> **PROBLÈMES À RÉSOUDRE**
1. Résumez en deux phrases le texte sur Les Portes de la nuit.
2. Dans le texte sur Les Portes de la nuit, quels sont le numéro et la date de la revue Paris-Cinéma où l'article a paru ?
3. Relevez tous les noms propres de personnes, de films, de revues et de sociétés qui figurent dans le texte sur Les Portes de la nuit.

> **TEXTE FOURNI**
»»

Paris-Cinéma présente un extrait du découpage
du film de Marcel Carné : Les Portes de la nuit,
scénario et dialogues de Jacques Prévert.
Cet article est paru à la sortie du film, Les Portes de la nuit, le dernier film de la collaboration entre Marcel Carné et Jacques Prévert.
C’est à notre connaissance le seul qui propose un extrait du découpage technique de Marcel Carné et l’on sait qu’il y attachait un soin très particulier.
Comme la fameuse revue l’Avant-Scène n’a pas consacré un numéro spécial à ce film et qu’il n’existe par conséquent pas d’impression de ce découpage , il nous paraissait important de mettre en ligne cet article qui fait référence à l’une des premières scènes du films.
Pour rendre ce découpage technique plus clair, nous avons intégré pour chaque plan des captures images de la version du film restauré admirablement par Pathé en 2007 (cf ici).
Malheureusement, nous n’avons pu respecter la mise en page de l’article pour un problème évident de largeur de ce site.
p.s
Signalons qu’une vision attentive du film contredit ce découpage technique.
En effet, certains plans ont été inversés ou carrément supprimés, sans que cela ne change vraiment la signification de ces scènes.
Retrouvez les photographies illustrant cet article ci-dessous.
Article paru dans le numéro 61 daté du 03 décembre 1946 de la revue Paris-Cinéma.

««

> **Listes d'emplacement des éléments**

»»

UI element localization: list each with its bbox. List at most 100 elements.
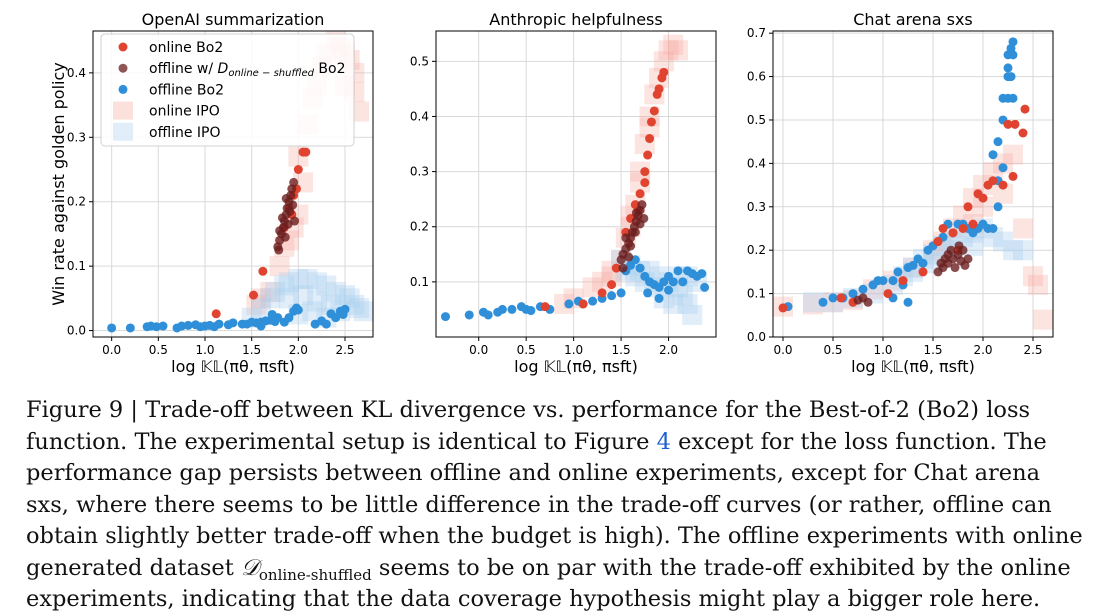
point-offline-shuffled [639, 213, 649, 223]
point-offline-shuffled [290, 216, 300, 226]
point-online-bo2 [249, 290, 259, 300]
caption-text-2: except for the loss function. The perfor… [26, 428, 1083, 581]
point-offline-ipo [307, 291, 327, 312]
x-tick-label: 2.5 [1023, 343, 1042, 357]
point-offline-shuffled [281, 193, 291, 203]
chart-title: Chat arena sxs [853, 10, 973, 29]
y-tick-label: 0.1 [747, 287, 766, 301]
point-offline-shuffled [946, 245, 956, 255]
legend-marker-offline-ipo [113, 122, 133, 141]
point-offline-bo2 [107, 323, 117, 333]
point-offline-bo2 [483, 310, 493, 320]
point-offline-shuffled [621, 233, 631, 243]
point-offline-ipo [297, 269, 318, 290]
point-offline-bo2 [607, 291, 617, 301]
point-offline-bo2 [654, 293, 664, 303]
x-axis-label: log 𝕂𝕃(πθ, πsft) [171, 357, 295, 376]
point-offline-ipo [1003, 240, 1023, 261]
point-offline-ipo [325, 281, 346, 302]
point-online-bo2 [646, 117, 656, 127]
legend-label-offline-shuffled: offline w/ Donline − shuffled Bo2 [149, 61, 345, 79]
point-offline-shuffled [631, 208, 641, 218]
point-online-bo2 [978, 193, 988, 203]
point-online-ipo [803, 294, 823, 315]
point-offline-ipo [307, 272, 327, 293]
point-offline-shuffled [950, 263, 960, 273]
point-offline-shuffled [618, 263, 628, 273]
point-offline-bo2 [588, 296, 598, 306]
point-offline-shuffled [280, 232, 290, 242]
point-offline-bo2 [908, 260, 918, 270]
point-offline-ipo [672, 285, 693, 306]
point-offline-bo2 [888, 276, 898, 286]
point-offline-ipo [663, 293, 684, 314]
point-online-ipo [1028, 274, 1048, 295]
x-tick-label: 0.5 [149, 343, 168, 357]
point-offline-shuffled [274, 245, 284, 255]
point-offline-ipo [658, 271, 679, 292]
point-offline-bo2 [1008, 50, 1018, 60]
point-offline-ipo [316, 275, 337, 296]
point-offline-bo2 [913, 254, 923, 264]
point-online-bo2 [649, 106, 659, 116]
x-tick-label: 2.0 [659, 343, 678, 357]
point-offline-shuffled [624, 252, 634, 262]
point-online-ipo [592, 271, 613, 292]
legend-label-online-bo2: online Bo2 [149, 40, 223, 56]
point-online-bo2 [258, 266, 268, 276]
figure-charts: 0.0 0.5 1.0 1.5 2.0 2.5 0.0 0.1 0.2 0.3 0.4 OpenAI … [49, 10, 1054, 376]
point-online-bo2 [645, 134, 655, 144]
point-online-bo2 [1020, 104, 1030, 114]
point-offline-bo2 [1003, 63, 1013, 73]
point-offline-ipo [279, 288, 299, 309]
charts-svg: 0.0 0.5 1.0 1.5 2.0 2.5 0.0 0.1 0.2 0.3 0.4 OpenAI … [49, 10, 1054, 376]
figure-ref-link[interactable]: 4 [656, 428, 671, 455]
x-tick-label: 1.0 [195, 343, 214, 357]
point-online-bo2 [836, 293, 846, 303]
point-offline-bo2 [988, 223, 998, 233]
y-tick-label: 0.4 [67, 66, 86, 80]
point-online-ipo [663, 34, 684, 55]
point-offline-bo2 [497, 304, 507, 314]
y-tick-label: 0.2 [410, 220, 429, 234]
point-online-ipo [1033, 309, 1053, 330]
point-online-bo2 [640, 178, 650, 188]
point-offline-ipo [335, 285, 355, 306]
point-online-bo2 [293, 165, 303, 175]
point-offline-ipo [682, 304, 703, 325]
point-offline-bo2 [697, 269, 707, 279]
point-online-bo2 [988, 176, 998, 186]
x-tick-label: 0.0 [469, 343, 488, 357]
point-offline-bo2 [635, 263, 645, 273]
point-offline-bo2 [293, 305, 303, 315]
point-offline-bo2 [331, 313, 341, 323]
y-tick-label: 0.5 [747, 113, 766, 127]
point-online-bo2 [778, 303, 788, 313]
point-offline-ipo [353, 301, 374, 322]
point-online-bo2 [963, 202, 973, 212]
legend-marker-online-ipo [113, 101, 133, 120]
point-offline-shuffled [954, 241, 964, 251]
point-offline-bo2 [878, 276, 888, 286]
point-offline-ipo [321, 294, 341, 315]
point-offline-shuffled [936, 258, 946, 268]
point-offline-bo2 [564, 299, 574, 309]
point-offline-shuffled [626, 241, 636, 251]
point-offline-shuffled [277, 213, 287, 223]
point-online-bo2 [938, 223, 948, 233]
plot-frame [772, 30, 1054, 338]
point-offline-bo2 [700, 282, 710, 292]
legend: online Bo2 offline w/ Donline − shuffled … [100, 33, 355, 147]
point-offline-bo2 [998, 163, 1008, 173]
point-online-bo2 [933, 237, 943, 247]
point-offline-bo2 [151, 322, 161, 332]
y-tick-label: 0.3 [747, 200, 766, 214]
point-offline-ipo [274, 275, 295, 296]
y-tick-label: 0.5 [410, 54, 429, 68]
point-offline-bo2 [284, 313, 294, 323]
point-offline-bo2 [673, 266, 683, 276]
point-offline-bo2 [228, 318, 238, 328]
point-offline-shuffled [288, 200, 298, 210]
point-offline-shuffled [275, 226, 285, 236]
point-online-bo2 [659, 67, 669, 77]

««

> **RÉPONSES**
1. Le texte met en ligne un article de la revue Paris-Cinéma, paru à la sortie des Portes de la nuit, qui présente un extrait du découpage technique de Marcel Carné pour l'une des premières scènes du film. Des captures de la version restaurée par Pathé en 2007 y ont été ajoutées pour chaque plan, mais une vision attentive du film contredit ce découpage, car certains plans ont été inversés ou supprimés.

2. Le numéro 61, daté du 03 décembre 1946.

3. Paris-Cinéma, Marcel Carné, Les Portes de la nuit, Jacques Prévert, l'Avant-Scène, Pathé